** Exercise material **

*-*-*

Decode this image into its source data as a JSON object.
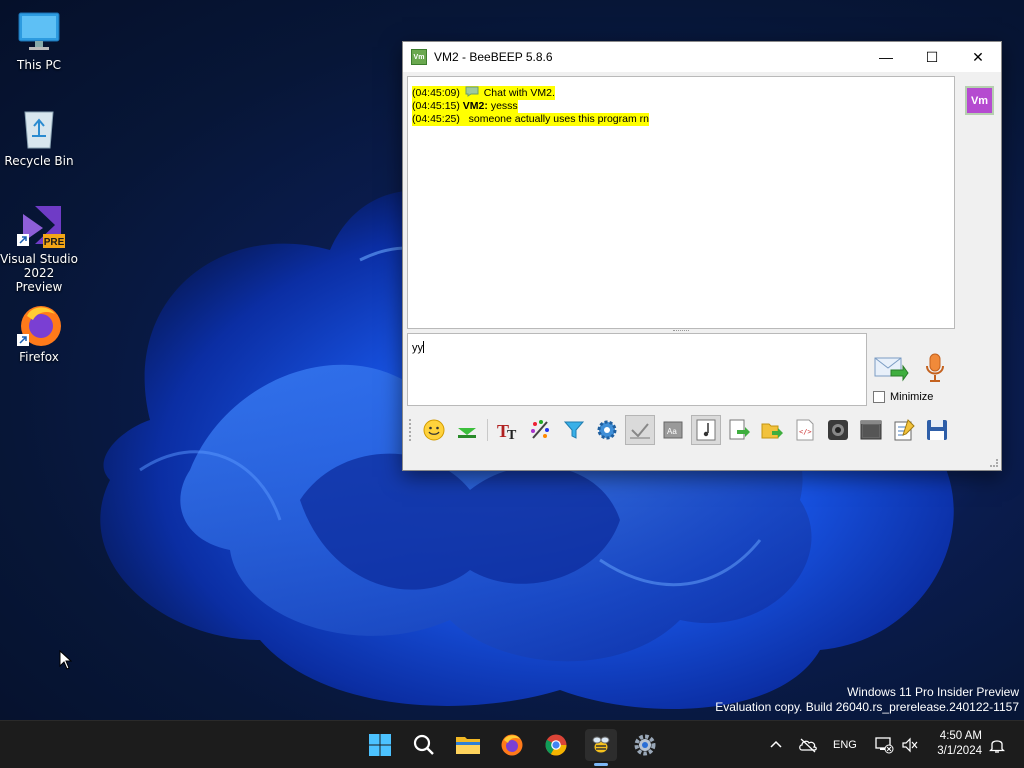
{
  "desktop": {
    "icons": [
      {
        "label_line1": "This PC",
        "label_line2": ""
      },
      {
        "label_line1": "Recycle Bin",
        "label_line2": ""
      },
      {
        "label_line1": "Visual Studio",
        "label_line2": "2022 Preview",
        "badge": "PRE"
      },
      {
        "label_line1": "Firefox",
        "label_line2": ""
      }
    ],
    "watermark": {
      "line1": "Windows 11 Pro Insider Preview",
      "line2": "Evaluation copy. Build 26040.rs_prerelease.240122-1157"
    }
  },
  "window": {
    "title": "VM2 - BeeBEEP 5.8.6",
    "app_icon_text": "Vm",
    "controls": {
      "minimize": "—",
      "maximize": "☐",
      "close": "✕"
    },
    "chat": [
      {
        "time": "(04:45:09)",
        "sender": "",
        "text": "Chat with VM2."
      },
      {
        "time": "(04:45:15)",
        "sender": "VM2:",
        "text": "yesss"
      },
      {
        "time": "(04:45:25)",
        "sender": "",
        "text": "someone actually uses this program rn"
      }
    ],
    "input_value": "yy",
    "user_badge": "Vm",
    "minimize_label": "Minimize",
    "minimize_checked": false,
    "toolbar_icons": [
      "emoticon-icon",
      "highlight-icon",
      "font-icon",
      "color-palette-icon",
      "filter-icon",
      "settings-gear-icon",
      "spellcheck-icon",
      "dictionary-icon",
      "music-note-icon",
      "send-file-icon",
      "send-folder-icon",
      "code-icon",
      "screenshot-icon",
      "screen-capture-icon",
      "edit-note-icon",
      "save-chat-icon"
    ]
  },
  "taskbar": {
    "apps": [
      "start-icon",
      "search-icon",
      "file-explorer-icon",
      "firefox-icon",
      "chrome-icon",
      "beebeep-icon",
      "settings-icon"
    ],
    "language": "ENG",
    "time": "4:50 AM",
    "date": "3/1/2024"
  },
  "colors": {
    "chat_highlight": "#ffff00",
    "badge": "#b54bd0",
    "taskbar": "#1c1c1c",
    "accent": "#7db7f5"
  }
}
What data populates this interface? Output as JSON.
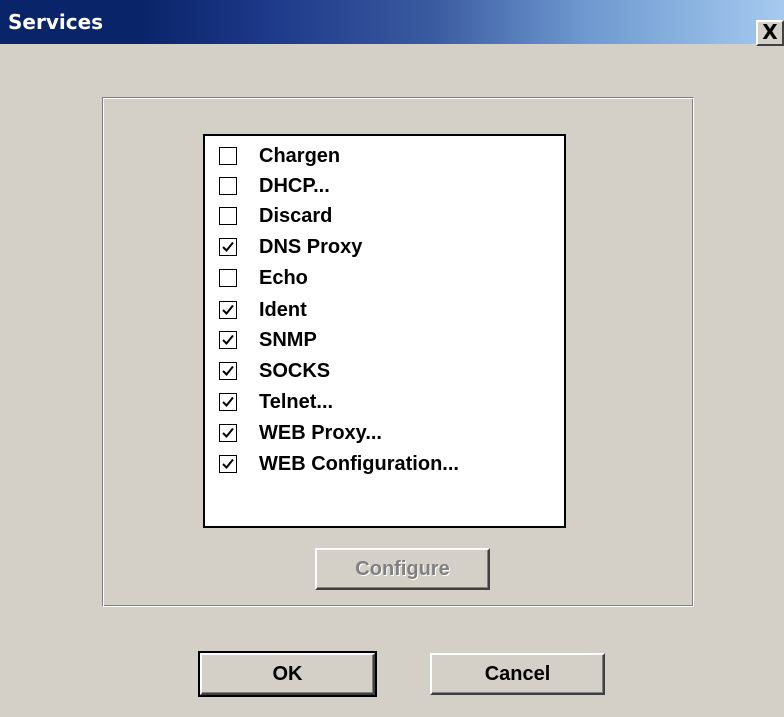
{
  "window": {
    "title": "Services",
    "close_label": "X"
  },
  "services": [
    {
      "label": "Chargen",
      "checked": false
    },
    {
      "label": "DHCP...",
      "checked": false
    },
    {
      "label": "Discard",
      "checked": false
    },
    {
      "label": "DNS Proxy",
      "checked": true
    },
    {
      "label": "Echo",
      "checked": false
    },
    {
      "label": "Ident",
      "checked": true
    },
    {
      "label": "SNMP",
      "checked": true
    },
    {
      "label": "SOCKS",
      "checked": true
    },
    {
      "label": "Telnet...",
      "checked": true
    },
    {
      "label": "WEB Proxy...",
      "checked": true
    },
    {
      "label": "WEB Configuration...",
      "checked": true
    }
  ],
  "buttons": {
    "configure": "Configure",
    "ok": "OK",
    "cancel": "Cancel"
  }
}
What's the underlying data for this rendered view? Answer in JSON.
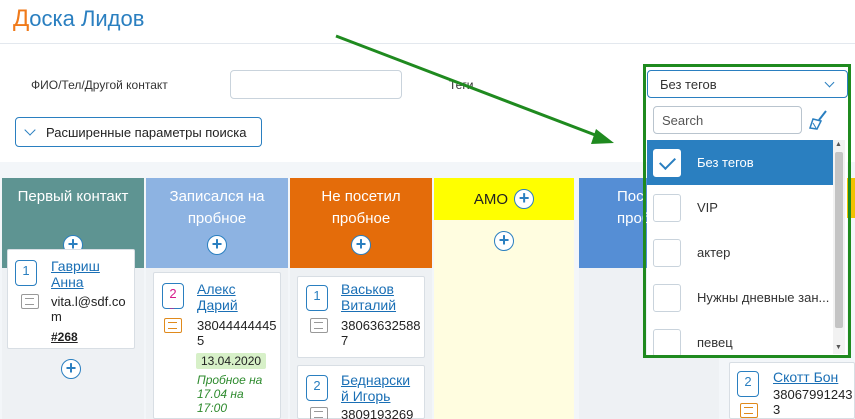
{
  "header": {
    "title_first": "Д",
    "title_rest": "оска Лидов"
  },
  "filters": {
    "contact_label": "ФИО/Тел/Другой контакт",
    "contact_value": "",
    "tags_label": "Теги",
    "advanced_label": "Расширенные параметры поиска"
  },
  "columns": [
    {
      "title_line1": "Первый контакт",
      "title_line2": "",
      "color": "#5e9492"
    },
    {
      "title_line1": "Записался на",
      "title_line2": "пробное",
      "color": "#8db3e2"
    },
    {
      "title_line1": "Не посетил",
      "title_line2": "пробное",
      "color": "#e46c0a"
    },
    {
      "title_line1": "АМО",
      "title_line2": "",
      "color": "#ffff00"
    },
    {
      "title_line1": "Пос",
      "title_line2": "проб",
      "color": "#558ed5"
    }
  ],
  "cards": [
    {
      "count": "1",
      "name_line1": "Гавриш",
      "name_line2": "Анна",
      "contact": "vita.l@sdf.com",
      "id": "#268"
    },
    {
      "count": "2",
      "name_line1": "Алекс",
      "name_line2": "Дарий",
      "contact": "380444444455",
      "date": "13.04.2020",
      "note": "Пробное на 17.04 на 17:00"
    },
    {
      "count": "1",
      "name_line1": "Васьков",
      "name_line2": "Виталий",
      "contact": "380636325887"
    },
    {
      "count": "2",
      "name_line1": "Беднарски",
      "name_line2": "й Игорь",
      "contact": "3809193269"
    },
    {
      "count": "2",
      "name_line1": "Скотт Бон",
      "name_line2": "",
      "contact": "380679912433"
    }
  ],
  "tags_dropdown": {
    "selected": "Без тегов",
    "search_placeholder": "Search",
    "options": [
      {
        "label": "Без тегов",
        "checked": true
      },
      {
        "label": "VIP",
        "checked": false
      },
      {
        "label": "актер",
        "checked": false
      },
      {
        "label": "Нужны дневные зан...",
        "checked": false
      },
      {
        "label": "певец",
        "checked": false
      }
    ]
  },
  "colors": {
    "accent": "#2a7fc0",
    "highlight_border": "#1f8a1f",
    "arrow": "#1f8a1f"
  }
}
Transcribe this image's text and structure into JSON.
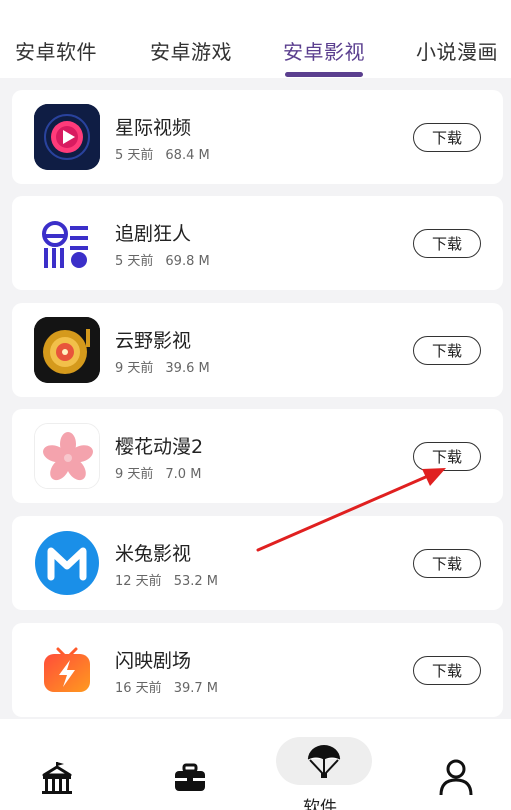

*-*-*

** What you need to do **
In the records, locate each line holding the string "контакт" and copy it.

** Correct response **
    "contact_label": "ФИО/Тел/Другой контакт",
      "title_line1": "Первый контакт",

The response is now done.